**RECORDS FOR THIS EXERCISE:**
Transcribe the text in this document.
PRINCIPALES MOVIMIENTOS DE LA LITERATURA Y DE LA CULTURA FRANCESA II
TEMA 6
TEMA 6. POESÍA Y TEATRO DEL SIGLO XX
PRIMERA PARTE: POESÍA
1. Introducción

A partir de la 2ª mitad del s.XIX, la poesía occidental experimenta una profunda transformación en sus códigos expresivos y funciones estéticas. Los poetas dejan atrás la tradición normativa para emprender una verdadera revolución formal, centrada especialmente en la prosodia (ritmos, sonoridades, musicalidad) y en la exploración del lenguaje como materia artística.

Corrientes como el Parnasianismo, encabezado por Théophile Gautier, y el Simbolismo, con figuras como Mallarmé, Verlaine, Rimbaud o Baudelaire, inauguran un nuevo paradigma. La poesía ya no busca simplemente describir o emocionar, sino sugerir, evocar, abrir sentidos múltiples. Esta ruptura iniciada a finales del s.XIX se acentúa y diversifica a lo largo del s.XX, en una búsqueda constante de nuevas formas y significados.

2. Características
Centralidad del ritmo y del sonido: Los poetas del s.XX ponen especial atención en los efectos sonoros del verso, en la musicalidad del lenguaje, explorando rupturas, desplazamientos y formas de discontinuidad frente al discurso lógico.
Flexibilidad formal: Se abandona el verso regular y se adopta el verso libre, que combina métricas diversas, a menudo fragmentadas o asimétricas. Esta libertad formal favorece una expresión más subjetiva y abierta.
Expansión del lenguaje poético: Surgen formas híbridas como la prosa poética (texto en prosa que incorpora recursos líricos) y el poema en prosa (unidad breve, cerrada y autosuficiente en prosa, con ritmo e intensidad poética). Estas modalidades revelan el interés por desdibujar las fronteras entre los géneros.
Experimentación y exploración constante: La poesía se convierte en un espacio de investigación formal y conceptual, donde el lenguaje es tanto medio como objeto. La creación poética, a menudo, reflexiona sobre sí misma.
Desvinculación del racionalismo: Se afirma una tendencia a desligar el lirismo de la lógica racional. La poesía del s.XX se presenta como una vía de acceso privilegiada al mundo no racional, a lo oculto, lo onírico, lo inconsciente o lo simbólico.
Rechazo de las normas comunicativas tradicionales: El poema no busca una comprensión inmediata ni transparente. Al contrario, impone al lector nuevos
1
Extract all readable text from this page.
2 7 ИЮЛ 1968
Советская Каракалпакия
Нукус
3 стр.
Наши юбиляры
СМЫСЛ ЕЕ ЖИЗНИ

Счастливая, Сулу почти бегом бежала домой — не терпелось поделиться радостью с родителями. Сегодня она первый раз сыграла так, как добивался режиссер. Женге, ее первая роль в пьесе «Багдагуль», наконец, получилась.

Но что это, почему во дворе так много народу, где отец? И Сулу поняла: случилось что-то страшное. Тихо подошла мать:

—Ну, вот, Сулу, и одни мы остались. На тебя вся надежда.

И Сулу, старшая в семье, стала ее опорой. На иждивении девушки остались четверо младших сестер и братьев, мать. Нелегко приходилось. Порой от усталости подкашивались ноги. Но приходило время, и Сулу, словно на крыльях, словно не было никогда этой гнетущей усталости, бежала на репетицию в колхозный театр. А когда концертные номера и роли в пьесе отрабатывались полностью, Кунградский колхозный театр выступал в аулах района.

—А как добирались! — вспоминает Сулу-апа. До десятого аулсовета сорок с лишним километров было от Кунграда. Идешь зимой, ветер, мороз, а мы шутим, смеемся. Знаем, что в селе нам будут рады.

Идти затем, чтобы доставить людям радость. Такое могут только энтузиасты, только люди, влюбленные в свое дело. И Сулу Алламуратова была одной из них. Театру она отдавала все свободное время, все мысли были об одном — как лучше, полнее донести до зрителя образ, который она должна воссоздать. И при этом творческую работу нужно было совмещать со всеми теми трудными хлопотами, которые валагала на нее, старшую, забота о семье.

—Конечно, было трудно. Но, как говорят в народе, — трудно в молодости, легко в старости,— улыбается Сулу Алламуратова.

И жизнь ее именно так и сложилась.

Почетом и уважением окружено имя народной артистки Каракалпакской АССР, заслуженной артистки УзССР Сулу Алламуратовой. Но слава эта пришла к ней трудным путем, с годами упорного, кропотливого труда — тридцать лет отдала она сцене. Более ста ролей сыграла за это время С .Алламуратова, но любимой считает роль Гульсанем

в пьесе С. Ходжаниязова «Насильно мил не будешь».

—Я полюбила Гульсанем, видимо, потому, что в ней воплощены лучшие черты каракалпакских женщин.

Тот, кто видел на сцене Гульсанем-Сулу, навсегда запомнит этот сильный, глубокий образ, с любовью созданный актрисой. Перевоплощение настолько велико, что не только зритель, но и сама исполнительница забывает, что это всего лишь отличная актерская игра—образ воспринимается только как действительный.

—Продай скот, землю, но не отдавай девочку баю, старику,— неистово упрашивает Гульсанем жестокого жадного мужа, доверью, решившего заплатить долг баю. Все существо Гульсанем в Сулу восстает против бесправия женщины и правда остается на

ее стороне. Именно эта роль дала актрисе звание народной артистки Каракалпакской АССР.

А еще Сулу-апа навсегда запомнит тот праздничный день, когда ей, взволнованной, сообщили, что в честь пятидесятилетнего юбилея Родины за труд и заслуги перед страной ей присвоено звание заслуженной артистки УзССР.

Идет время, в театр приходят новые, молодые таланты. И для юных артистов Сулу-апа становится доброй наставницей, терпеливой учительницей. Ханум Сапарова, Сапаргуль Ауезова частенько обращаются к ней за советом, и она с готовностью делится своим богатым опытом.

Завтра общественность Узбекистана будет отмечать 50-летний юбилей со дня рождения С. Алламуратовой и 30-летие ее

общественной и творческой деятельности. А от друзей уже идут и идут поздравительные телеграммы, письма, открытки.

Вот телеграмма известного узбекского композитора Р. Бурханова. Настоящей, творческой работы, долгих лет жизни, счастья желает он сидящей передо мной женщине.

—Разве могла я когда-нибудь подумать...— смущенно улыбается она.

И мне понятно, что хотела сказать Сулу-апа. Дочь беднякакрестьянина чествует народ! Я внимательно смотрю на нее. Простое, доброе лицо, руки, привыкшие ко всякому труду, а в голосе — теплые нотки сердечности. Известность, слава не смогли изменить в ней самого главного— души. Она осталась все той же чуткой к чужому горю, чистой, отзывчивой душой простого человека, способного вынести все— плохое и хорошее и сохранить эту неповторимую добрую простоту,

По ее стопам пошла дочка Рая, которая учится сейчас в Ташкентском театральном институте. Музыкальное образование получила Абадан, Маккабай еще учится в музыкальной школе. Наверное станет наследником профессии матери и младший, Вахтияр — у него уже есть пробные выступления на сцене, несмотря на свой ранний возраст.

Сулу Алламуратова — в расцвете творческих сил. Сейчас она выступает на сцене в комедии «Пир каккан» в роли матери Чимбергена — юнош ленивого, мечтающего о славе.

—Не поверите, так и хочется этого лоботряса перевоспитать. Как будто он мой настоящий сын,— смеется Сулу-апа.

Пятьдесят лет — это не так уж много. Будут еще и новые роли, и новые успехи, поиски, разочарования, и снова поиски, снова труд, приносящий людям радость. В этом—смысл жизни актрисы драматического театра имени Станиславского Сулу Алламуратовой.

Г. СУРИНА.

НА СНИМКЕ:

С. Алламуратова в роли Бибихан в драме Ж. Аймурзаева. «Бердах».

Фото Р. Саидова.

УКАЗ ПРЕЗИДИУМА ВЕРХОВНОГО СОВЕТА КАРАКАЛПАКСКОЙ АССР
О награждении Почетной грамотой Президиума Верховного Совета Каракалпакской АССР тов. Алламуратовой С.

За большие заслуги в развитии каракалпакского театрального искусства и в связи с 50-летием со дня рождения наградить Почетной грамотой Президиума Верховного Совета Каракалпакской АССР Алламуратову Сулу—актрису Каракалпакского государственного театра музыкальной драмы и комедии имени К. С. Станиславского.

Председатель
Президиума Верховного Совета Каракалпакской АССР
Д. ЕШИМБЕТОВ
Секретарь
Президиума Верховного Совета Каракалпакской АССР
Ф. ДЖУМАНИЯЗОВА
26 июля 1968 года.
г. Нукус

**EXERCISE BRIEF:**
Show every line from the listing above in which the string "TEMA" appears.

**TASK OUTPUT:**
TEMA 6
TEMA 6. POESÍA Y TEATRO DEL SIGLO XX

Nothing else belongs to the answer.